Using the axi-cel passage below, explain why a median overall survival of 25.8 months is said to far exceed expectations for the ZUMA-1 cohort. Answer in one to three sentences.

■ PASSAGE SHOWN:
• • • •

Axi-cel was the first CAR T-cell product to gain FDA approval for r/r LBCL after at least two systemic therapies have failed. The ZUMA-1 clinical trial was a single-arm, multicenter, open-label phase I/II trial demonstrating remarkable efficacy of a single infusion of axi-cel (2 × 10 ⁶ CAR T-cells/kg on day 0) following 3 consecutive days of cyclophosphamide (500 mg/m ² ) and fludarabine (30 mg/m ² ) on days -5, -4, and -3. Systemic BT was not allowed with the exception of corticosteroids, as long as they were not administered within a week of leukapheresis and/or administration of axi-cel.

A total of 111 patients were enrolled. Axi-cel was manufactured for 110 and administered to 101 patients (91%). The baseline characteristics were as follows: median age was 58 years (range: 23–76 years), 85% had stage III–IV disease, 48% had a high risk IPI score of ≥3, 69% had received three or more prior therapies, 26% had primary refractory disease, and 53% were refractory to two consecutive lines. This was a poor-risk population expected to have a median overall survival (OS) of 6 months or less with standard-of-care options at the time of enrollment. The histology of participants in the study included diffuse large B-cell lymphoma (DLBCL, 76%), transformed FL (tFL, 16%), or primary mediastinal B-cell lymphoma (PMBCL, 8%) (see Table 26.1 ).

The objective response rate was 82% (95% confidence interval [CI], 73%–89%). Over half (54%) of the patients that received axi-cel achieved a complete response. The median time to response was rapid, 1 month, and the median duration of response was 8.1 months. The median progression-free survival (PFS) was 5.9 months. These early reports were following 15 months of median follow-up. At that time, the median OS had not been reached. With more mature follow-up, the median OS is 25.8 months, far exceeding the expectations for this cohort of patients at the time.

• • • •

■ ENTRIES SHOWN:
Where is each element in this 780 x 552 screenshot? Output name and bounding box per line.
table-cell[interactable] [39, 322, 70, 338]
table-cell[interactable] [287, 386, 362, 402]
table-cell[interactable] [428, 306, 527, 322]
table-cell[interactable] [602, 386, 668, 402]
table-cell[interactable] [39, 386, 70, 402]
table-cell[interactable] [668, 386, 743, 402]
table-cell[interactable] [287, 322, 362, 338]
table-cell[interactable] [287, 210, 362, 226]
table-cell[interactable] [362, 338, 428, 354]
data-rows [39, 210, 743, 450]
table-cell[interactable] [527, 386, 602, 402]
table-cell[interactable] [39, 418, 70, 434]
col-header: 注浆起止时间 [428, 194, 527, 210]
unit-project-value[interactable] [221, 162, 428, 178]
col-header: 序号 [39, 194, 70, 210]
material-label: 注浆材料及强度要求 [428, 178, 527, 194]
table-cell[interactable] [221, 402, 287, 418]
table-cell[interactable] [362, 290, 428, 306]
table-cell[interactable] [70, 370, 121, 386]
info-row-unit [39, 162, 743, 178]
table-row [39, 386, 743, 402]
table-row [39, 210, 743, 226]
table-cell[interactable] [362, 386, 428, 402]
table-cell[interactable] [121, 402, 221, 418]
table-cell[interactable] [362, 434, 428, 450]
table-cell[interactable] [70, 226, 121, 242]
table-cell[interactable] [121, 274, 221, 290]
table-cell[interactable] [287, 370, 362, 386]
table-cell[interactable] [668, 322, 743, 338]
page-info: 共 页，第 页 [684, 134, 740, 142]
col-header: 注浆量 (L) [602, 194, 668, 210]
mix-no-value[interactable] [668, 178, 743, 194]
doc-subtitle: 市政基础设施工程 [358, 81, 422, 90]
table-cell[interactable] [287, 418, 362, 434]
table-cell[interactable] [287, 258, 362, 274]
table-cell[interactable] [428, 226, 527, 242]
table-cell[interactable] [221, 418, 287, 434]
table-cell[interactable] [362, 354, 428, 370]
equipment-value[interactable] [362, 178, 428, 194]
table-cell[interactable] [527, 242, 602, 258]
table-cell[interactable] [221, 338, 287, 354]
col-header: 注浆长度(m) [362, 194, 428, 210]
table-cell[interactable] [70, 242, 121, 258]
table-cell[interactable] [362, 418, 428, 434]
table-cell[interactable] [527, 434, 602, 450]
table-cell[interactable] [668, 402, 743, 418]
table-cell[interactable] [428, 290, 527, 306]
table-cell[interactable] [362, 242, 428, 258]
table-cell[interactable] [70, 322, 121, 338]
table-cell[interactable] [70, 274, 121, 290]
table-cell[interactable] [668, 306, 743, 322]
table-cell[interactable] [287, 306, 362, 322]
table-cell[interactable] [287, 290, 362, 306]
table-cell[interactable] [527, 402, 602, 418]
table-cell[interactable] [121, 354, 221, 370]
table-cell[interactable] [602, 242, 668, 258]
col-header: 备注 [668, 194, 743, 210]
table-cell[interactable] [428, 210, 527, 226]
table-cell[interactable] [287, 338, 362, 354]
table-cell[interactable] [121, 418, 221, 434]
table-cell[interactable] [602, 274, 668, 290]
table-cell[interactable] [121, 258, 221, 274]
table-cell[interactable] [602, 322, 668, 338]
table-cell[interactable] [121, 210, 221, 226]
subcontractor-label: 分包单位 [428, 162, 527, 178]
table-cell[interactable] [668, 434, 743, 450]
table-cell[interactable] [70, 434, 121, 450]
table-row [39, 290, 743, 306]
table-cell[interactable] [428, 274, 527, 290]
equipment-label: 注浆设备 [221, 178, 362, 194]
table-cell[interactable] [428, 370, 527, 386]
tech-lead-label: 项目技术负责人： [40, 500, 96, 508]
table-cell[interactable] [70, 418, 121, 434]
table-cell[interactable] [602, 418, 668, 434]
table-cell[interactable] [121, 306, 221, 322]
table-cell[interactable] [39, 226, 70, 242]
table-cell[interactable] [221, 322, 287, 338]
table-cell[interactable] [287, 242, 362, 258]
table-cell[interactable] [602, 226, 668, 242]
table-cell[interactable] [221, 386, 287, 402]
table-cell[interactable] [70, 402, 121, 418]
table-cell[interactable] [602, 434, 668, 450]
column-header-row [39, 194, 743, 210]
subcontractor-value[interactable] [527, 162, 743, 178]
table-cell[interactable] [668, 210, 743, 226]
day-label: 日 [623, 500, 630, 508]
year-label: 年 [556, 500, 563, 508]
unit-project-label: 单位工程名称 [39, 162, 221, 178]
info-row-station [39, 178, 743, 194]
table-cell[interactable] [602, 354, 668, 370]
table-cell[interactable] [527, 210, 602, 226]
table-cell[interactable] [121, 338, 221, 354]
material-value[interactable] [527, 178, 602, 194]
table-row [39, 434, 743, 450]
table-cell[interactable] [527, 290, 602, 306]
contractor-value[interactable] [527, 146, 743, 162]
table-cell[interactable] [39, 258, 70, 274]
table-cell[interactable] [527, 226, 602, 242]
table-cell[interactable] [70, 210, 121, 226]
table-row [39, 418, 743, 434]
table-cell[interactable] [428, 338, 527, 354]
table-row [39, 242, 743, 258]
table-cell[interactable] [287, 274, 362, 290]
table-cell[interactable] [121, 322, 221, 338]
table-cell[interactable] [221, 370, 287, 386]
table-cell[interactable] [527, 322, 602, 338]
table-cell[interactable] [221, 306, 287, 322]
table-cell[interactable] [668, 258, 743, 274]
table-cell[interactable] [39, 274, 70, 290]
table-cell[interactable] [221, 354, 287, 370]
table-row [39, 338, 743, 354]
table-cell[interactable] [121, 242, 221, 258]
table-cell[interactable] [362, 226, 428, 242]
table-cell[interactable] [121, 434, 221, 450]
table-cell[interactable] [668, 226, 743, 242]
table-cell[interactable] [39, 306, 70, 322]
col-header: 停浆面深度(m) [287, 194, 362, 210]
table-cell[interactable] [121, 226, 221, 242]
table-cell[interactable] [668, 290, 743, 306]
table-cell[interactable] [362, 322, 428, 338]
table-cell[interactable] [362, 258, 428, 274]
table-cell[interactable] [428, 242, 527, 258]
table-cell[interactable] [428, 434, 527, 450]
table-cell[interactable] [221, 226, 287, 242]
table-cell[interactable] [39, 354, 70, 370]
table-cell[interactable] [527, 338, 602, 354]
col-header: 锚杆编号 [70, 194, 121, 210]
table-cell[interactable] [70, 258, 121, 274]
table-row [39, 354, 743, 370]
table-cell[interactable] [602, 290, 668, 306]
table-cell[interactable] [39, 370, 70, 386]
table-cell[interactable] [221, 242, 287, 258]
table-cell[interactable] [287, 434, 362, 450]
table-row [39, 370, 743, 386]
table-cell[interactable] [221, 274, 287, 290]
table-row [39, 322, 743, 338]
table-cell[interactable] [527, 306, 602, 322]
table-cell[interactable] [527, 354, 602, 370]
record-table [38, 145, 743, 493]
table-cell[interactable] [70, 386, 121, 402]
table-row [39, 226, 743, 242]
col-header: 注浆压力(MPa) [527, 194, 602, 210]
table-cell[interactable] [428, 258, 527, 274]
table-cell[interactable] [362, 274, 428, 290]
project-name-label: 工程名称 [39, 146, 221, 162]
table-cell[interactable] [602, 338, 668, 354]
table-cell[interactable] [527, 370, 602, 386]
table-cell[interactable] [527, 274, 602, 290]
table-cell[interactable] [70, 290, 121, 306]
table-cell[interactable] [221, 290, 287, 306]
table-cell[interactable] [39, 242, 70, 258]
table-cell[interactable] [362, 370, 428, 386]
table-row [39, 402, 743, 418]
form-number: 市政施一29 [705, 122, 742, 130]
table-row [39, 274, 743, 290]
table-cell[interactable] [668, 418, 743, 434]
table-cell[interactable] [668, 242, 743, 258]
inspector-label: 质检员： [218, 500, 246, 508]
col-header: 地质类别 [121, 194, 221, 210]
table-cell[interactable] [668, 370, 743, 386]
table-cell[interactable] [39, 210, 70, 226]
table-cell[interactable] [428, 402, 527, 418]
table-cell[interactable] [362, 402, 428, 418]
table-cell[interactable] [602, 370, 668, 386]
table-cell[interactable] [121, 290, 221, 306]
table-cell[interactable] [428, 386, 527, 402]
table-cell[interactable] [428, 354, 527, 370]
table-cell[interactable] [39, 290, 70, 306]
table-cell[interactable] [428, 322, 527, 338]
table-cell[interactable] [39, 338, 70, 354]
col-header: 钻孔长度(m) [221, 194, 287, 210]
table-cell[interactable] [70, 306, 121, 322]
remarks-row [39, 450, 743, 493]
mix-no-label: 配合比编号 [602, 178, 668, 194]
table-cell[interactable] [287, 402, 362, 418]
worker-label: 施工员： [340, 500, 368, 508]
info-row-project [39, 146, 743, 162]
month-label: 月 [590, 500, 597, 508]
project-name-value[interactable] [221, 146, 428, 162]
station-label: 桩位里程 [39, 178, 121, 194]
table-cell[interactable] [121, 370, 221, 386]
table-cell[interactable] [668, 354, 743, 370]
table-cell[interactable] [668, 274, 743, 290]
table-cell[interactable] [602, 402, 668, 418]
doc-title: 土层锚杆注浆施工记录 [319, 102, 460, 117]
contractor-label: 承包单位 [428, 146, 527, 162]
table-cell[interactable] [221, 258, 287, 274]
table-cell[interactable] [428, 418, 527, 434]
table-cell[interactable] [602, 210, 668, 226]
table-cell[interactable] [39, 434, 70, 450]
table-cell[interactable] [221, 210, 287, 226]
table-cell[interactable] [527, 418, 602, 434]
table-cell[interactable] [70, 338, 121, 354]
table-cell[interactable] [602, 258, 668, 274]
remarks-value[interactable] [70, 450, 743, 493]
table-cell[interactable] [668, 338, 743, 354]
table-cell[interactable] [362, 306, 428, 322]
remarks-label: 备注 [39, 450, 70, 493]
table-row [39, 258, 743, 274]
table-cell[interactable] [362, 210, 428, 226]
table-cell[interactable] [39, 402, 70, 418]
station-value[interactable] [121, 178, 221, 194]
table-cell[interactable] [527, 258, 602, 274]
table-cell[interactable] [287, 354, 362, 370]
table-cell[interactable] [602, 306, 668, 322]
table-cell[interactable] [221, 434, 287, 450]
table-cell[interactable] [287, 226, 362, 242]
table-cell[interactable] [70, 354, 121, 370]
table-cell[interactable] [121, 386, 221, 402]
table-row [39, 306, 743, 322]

• • • •

■ EXERCISE RESPONSE:
The patients were a poor-risk population: 85% had stage III–IV disease, 69% had received three or more prior therapies, and 53% were refractory to two consecutive lines. With the standard-of-care options available at enrollment, this group was expected to have a median overall survival of 6 months or less. The 25.8 months seen with more mature follow-up is therefore far beyond that expectation.